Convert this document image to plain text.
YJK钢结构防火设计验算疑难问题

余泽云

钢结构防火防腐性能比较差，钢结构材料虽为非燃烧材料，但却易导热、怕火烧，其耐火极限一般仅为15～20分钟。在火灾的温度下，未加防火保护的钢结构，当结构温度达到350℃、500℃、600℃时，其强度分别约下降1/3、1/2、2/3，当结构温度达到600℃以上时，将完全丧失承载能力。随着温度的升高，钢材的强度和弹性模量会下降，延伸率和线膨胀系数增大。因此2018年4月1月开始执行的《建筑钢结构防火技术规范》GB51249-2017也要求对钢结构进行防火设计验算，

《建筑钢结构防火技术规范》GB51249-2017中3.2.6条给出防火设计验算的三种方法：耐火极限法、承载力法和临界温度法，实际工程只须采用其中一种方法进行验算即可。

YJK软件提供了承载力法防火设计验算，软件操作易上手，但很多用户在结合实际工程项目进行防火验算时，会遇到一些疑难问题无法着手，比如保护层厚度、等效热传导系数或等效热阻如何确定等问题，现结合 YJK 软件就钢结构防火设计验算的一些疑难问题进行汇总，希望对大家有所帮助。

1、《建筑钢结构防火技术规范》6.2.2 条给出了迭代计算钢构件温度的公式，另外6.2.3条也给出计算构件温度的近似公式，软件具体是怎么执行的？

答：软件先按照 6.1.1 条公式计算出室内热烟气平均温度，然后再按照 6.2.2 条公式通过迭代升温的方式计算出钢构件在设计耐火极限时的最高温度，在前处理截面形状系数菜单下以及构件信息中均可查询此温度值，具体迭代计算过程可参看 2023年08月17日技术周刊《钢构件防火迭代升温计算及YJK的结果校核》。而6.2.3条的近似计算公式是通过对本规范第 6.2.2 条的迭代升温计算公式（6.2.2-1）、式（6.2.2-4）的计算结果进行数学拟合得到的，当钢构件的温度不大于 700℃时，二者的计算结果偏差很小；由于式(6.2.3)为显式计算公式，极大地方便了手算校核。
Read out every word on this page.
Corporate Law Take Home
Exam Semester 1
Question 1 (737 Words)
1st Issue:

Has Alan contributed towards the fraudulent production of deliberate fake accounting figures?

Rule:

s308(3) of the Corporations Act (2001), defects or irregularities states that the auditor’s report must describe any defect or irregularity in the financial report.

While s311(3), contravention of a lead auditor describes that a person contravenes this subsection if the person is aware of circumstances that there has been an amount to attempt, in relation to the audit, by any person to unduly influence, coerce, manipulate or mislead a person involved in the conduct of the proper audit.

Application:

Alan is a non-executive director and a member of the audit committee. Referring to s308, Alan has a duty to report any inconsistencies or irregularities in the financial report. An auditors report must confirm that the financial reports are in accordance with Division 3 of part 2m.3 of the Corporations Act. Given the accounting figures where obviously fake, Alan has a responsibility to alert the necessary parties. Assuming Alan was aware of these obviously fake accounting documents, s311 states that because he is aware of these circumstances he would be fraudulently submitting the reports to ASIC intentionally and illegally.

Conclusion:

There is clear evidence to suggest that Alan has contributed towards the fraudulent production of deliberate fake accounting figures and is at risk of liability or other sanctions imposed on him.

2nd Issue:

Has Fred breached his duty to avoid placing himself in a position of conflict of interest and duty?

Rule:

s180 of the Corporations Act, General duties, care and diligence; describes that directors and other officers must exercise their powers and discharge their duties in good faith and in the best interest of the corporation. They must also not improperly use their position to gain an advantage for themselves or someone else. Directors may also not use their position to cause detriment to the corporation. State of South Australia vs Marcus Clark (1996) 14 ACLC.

PROBLEM TO SOLVE
Locate the lines above that contain "duty" and copy them.

CORRECT OUTPUT
Alan is a non-executive director and a member of the audit committee. Referring to s308, Alan has a duty to report any inconsistencies or irregularities in the financial report. An auditors report must confirm that the financial reports are in accordance with Division 3 of part 2m.3 of the Corporations Act. Given the accounting figures where obviously fake, Alan has a responsibility to alert the necessary parties. Assuming Alan was aware of these obviously fake accounting documents, s311 states that because he is aware of these circumstances he would be fraudulently submitting the reports to ASIC intentionally and illegally.
Has Fred breached his duty to avoid placing himself in a position of conflict of interest and duty?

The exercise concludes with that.